__THE EXERCISE__: Gather each line of the entries below that includes "sobre".

__INPUT FOR THIS TASK__:
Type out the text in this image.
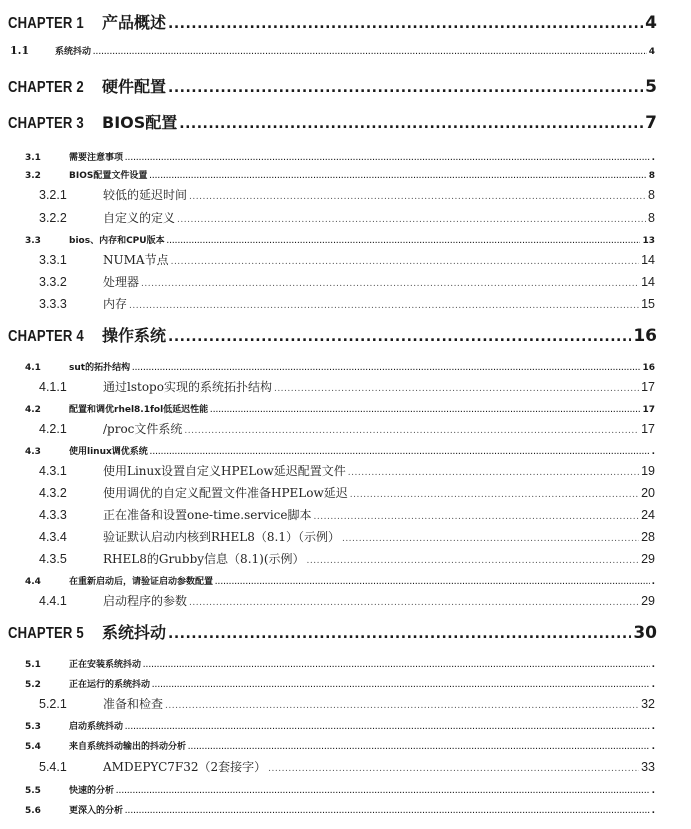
CHAPTER 1 产品概述 .....	4
1.1	系统抖动 .....	4
CHAPTER 2 硬件配置 .....	5
CHAPTER 3 BIOS配置 .....	7
3.1	需要注意事项 .....	.
3.2	BIOS配置文件设置 .....	8
3.2.1	较低的延迟时间 .....	8
3.2.2	自定义的定义 .....	8
3.3	bios、内存和CPU版本 .....	13
3.3.1	NUMA节点 .....	14
3.3.2	处理器 .....	14
3.3.3	内存 .....	15
CHAPTER 4 操作系统 .....	16
4.1	sut的拓扑结构 .....	16
4.1.1	通过lstopo实现的系统拓扑结构 .....	17
4.2	配置和调优rhel8.1fol低延迟性能 .....	17
4.2.1	/proc文件系统 .....	17
4.3	使用linux调优系统 .....	.
4.3.1	使用Linux设置自定义HPELow延迟配置文件 .....	19
4.3.2	使用调优的自定义配置文件准备HPELow延迟 .....	20
4.3.3	正在准备和设置one-time.service脚本 .....	24
4.3.4	验证默认启动内核到RHEL8（8.1）（示例） .....	28
4.3.5	RHEL8的Grubby信息（8.1)(示例） .....	29
4.4	在重新启动后，请验证启动参数配置 .....	.
4.4.1	启动程序的参数 .....	29
CHAPTER 5 系统抖动 .....	30
5.1	正在安装系统抖动 .....	.
5.2	正在运行的系统抖动 .....	.
5.2.1	准备和检查 .....	32
5.3	启动系统抖动 .....	.
5.4	来自系统抖动输出的抖动分析 .....	.
5.4.1	AMDEPYC7F32（2套接字） .....	33
5.5	快速的分析 .....	.
5.6	更深入的分析 .....	.
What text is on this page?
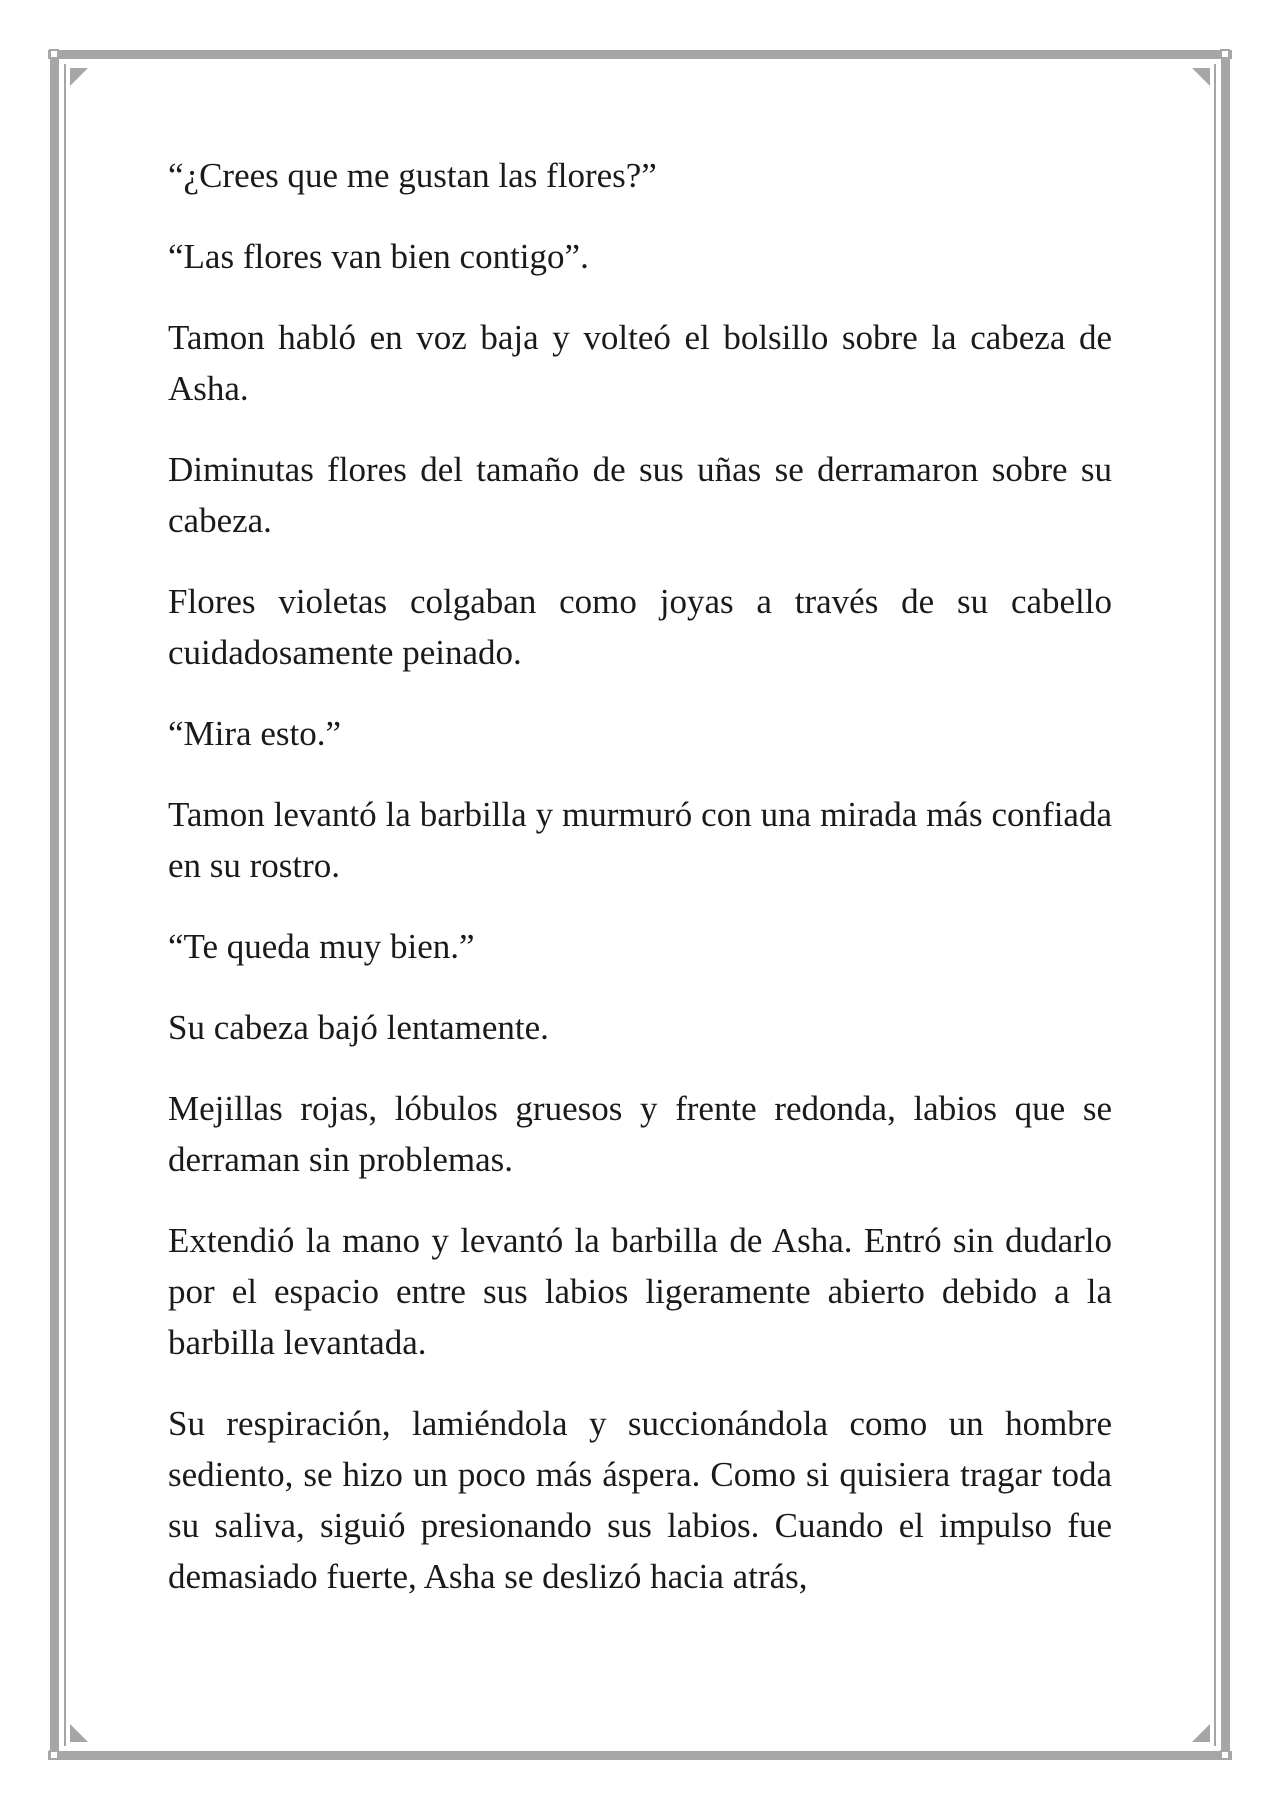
“¿Crees que me gustan las flores?”

“Las flores van bien contigo”.

Tamon habló en voz baja y volteó el bolsillo sobre la cabeza de Asha.

Diminutas flores del tamaño de sus uñas se derramaron sobre su cabeza.

Flores violetas colgaban como joyas a través de su cabello cuidadosamente peinado.

“Mira esto.”

Tamon levantó la barbilla y murmuró con una mirada más confiada en su rostro.

“Te queda muy bien.”

Su cabeza bajó lentamente.

Mejillas rojas, lóbulos gruesos y frente redonda, labios que se derraman sin problemas.

Extendió la mano y levantó la barbilla de Asha. Entró sin dudarlo por el espacio entre sus labios ligeramente abierto debido a la barbilla levantada.

Su respiración, lamiéndola y succionándola como un hombre sediento, se hizo un poco más áspera. Como si quisiera tragar toda su saliva, siguió presionando sus labios. Cuando el impulso fue demasiado fuerte, Asha se deslizó hacia atrás,
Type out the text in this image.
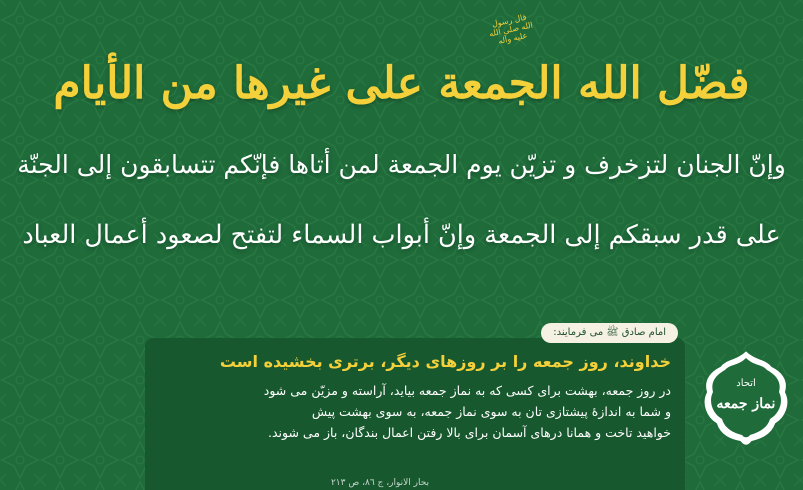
قال رسول الله صلى الله عليه وآله
فضّل الله الجمعة على غيرها من الأيام
وإنّ الجنان لتزخرف و تزيّن يوم الجمعة لمن أتاها فإنّكم تتسابقون إلى الجنّة
على قدر سبقكم إلى الجمعة وإنّ أبواب السماء لتفتح لصعود أعمال العباد
امام صادق ﷺ می فرمایند:
خداوند، روز جمعه را بر روزهای دیگر، برتری بخشیده است
در روز جمعه، بهشت برای کسی که به نماز جمعه بیاید، آراسته و مزیّن می شود
و شما به اندازۀ پیشتازی تان به سوی نماز جمعه، به سوی بهشت پیش
خواهید تاخت و همانا درهای آسمان برای بالا رفتن اعمال بندگان، باز می شوند.
بحار الانوار، ج ٨٦، ص ٢١٣
اتحاد
نماز جمعه
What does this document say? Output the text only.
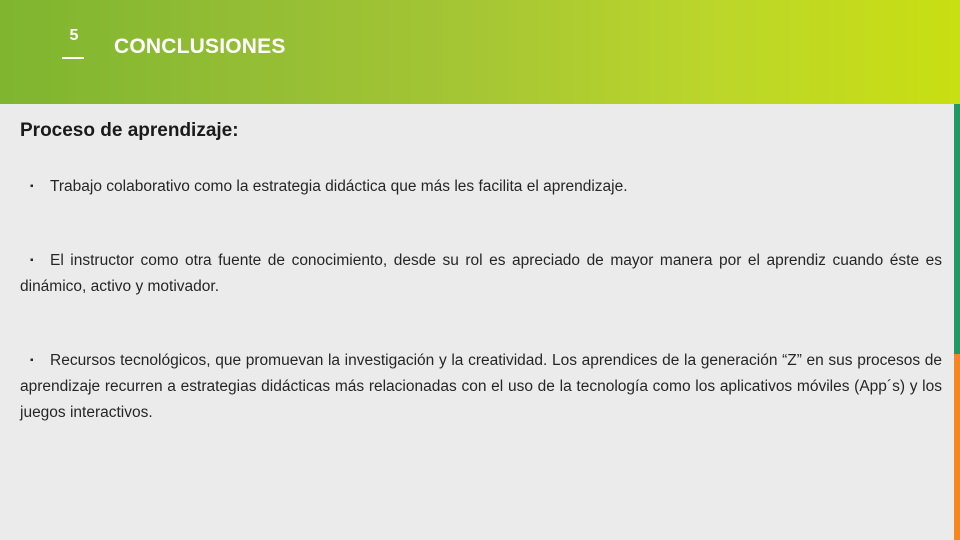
5	CONCLUSIONES
Proceso de aprendizaje:

▪ Trabajo colaborativo como la estrategia didáctica que más les facilita el aprendizaje.

▪ El instructor como otra fuente de conocimiento, desde su rol es apreciado de mayor manera por el aprendiz cuando éste es dinámico, activo y motivador.

▪ Recursos tecnológicos, que promuevan la investigación y la creatividad. Los aprendices de la generación “Z” en sus procesos de aprendizaje recurren a estrategias didácticas más relacionadas con el uso de la tecnología como los aplicativos móviles (App´s) y los juegos interactivos.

__OUTPUT__:
Tamon habló en voz baja y volteó el bolsillo sobre la cabeza de Asha.
Diminutas flores del tamaño de sus uñas se derramaron sobre su cabeza.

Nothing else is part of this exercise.